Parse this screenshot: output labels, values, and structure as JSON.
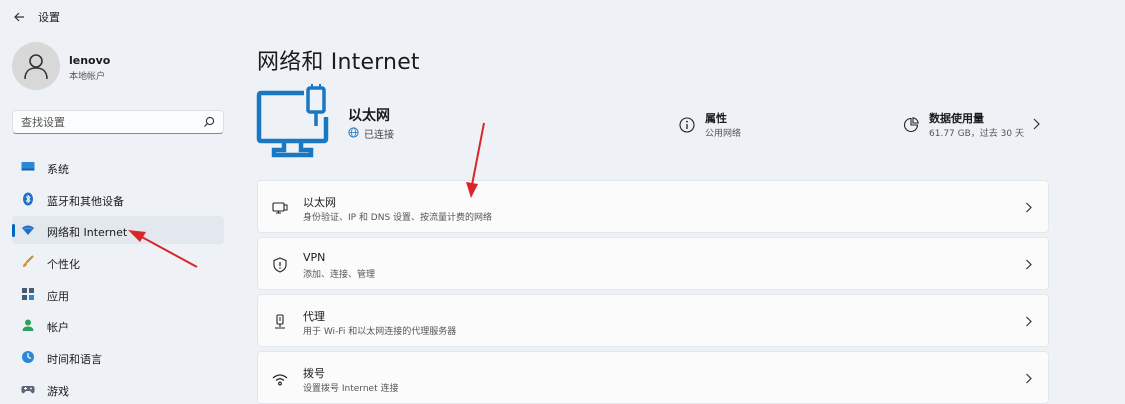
{
  "window": {
    "title": "设置",
    "back_icon": "back-arrow-icon"
  },
  "profile": {
    "name": "lenovo",
    "account_type": "本地帐户",
    "avatar_icon": "user-avatar-icon"
  },
  "search": {
    "placeholder": "查找设置",
    "icon": "search-icon"
  },
  "sidebar": {
    "items": [
      {
        "label": "系统",
        "icon": "system-icon",
        "active": false
      },
      {
        "label": "蓝牙和其他设备",
        "icon": "bluetooth-icon",
        "active": false
      },
      {
        "label": "网络和 Internet",
        "icon": "wifi-icon",
        "active": true
      },
      {
        "label": "个性化",
        "icon": "brush-icon",
        "active": false
      },
      {
        "label": "应用",
        "icon": "apps-icon",
        "active": false
      },
      {
        "label": "帐户",
        "icon": "account-icon",
        "active": false
      },
      {
        "label": "时间和语言",
        "icon": "time-language-icon",
        "active": false
      },
      {
        "label": "游戏",
        "icon": "gaming-icon",
        "active": false
      }
    ]
  },
  "main": {
    "title": "网络和 Internet",
    "connection": {
      "name": "以太网",
      "status": "已连接"
    },
    "properties": {
      "title": "属性",
      "subtitle": "公用网络"
    },
    "data_usage": {
      "title": "数据使用量",
      "subtitle": "61.77 GB，过去 30 天"
    },
    "cards": [
      {
        "title": "以太网",
        "subtitle": "身份验证、IP 和 DNS 设置、按流量计费的网络",
        "icon": "ethernet-icon"
      },
      {
        "title": "VPN",
        "subtitle": "添加、连接、管理",
        "icon": "vpn-shield-icon"
      },
      {
        "title": "代理",
        "subtitle": "用于 Wi-Fi 和以太网连接的代理服务器",
        "icon": "proxy-icon"
      },
      {
        "title": "拨号",
        "subtitle": "设置拨号 Internet 连接",
        "icon": "dialup-icon"
      }
    ]
  },
  "colors": {
    "accent": "#0067c0",
    "background": "#eef2f7",
    "annotation_arrow": "#d9262b",
    "connected": "#2b7ab8"
  }
}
■ ■ ■ ■ ■
Please repeat the entries exactly. Do not include the pictures.

**THE ANSWER**
Parse this screenshot: output labels, values, and structure as JSON.
{
  "window": {
    "title": "设置",
    "back_icon": "back-arrow-icon"
  },
  "profile": {
    "name": "lenovo",
    "account_type": "本地帐户",
    "avatar_icon": "user-avatar-icon"
  },
  "search": {
    "placeholder": "查找设置",
    "icon": "search-icon"
  },
  "sidebar": {
    "items": [
      {
        "label": "系统",
        "icon": "system-icon",
        "active": false
      },
      {
        "label": "蓝牙和其他设备",
        "icon": "bluetooth-icon",
        "active": false
      },
      {
        "label": "网络和 Internet",
        "icon": "wifi-icon",
        "active": true
      },
      {
        "label": "个性化",
        "icon": "brush-icon",
        "active": false
      },
      {
        "label": "应用",
        "icon": "apps-icon",
        "active": false
      },
      {
        "label": "帐户",
        "icon": "account-icon",
        "active": false
      },
      {
        "label": "时间和语言",
        "icon": "time-language-icon",
        "active": false
      },
      {
        "label": "游戏",
        "icon": "gaming-icon",
        "active": false
      }
    ]
  },
  "main": {
    "title": "网络和 Internet",
    "connection": {
      "name": "以太网",
      "status": "已连接"
    },
    "properties": {
      "title": "属性",
      "subtitle": "公用网络"
    },
    "data_usage": {
      "title": "数据使用量",
      "subtitle": "61.77 GB，过去 30 天"
    },
    "cards": [
      {
        "title": "以太网",
        "subtitle": "身份验证、IP 和 DNS 设置、按流量计费的网络",
        "icon": "ethernet-icon"
      },
      {
        "title": "VPN",
        "subtitle": "添加、连接、管理",
        "icon": "vpn-shield-icon"
      },
      {
        "title": "代理",
        "subtitle": "用于 Wi-Fi 和以太网连接的代理服务器",
        "icon": "proxy-icon"
      },
      {
        "title": "拨号",
        "subtitle": "设置拨号 Internet 连接",
        "icon": "dialup-icon"
      }
    ]
  },
  "colors": {
    "accent": "#0067c0",
    "background": "#eef2f7",
    "annotation_arrow": "#d9262b",
    "connected": "#2b7ab8"
  }
}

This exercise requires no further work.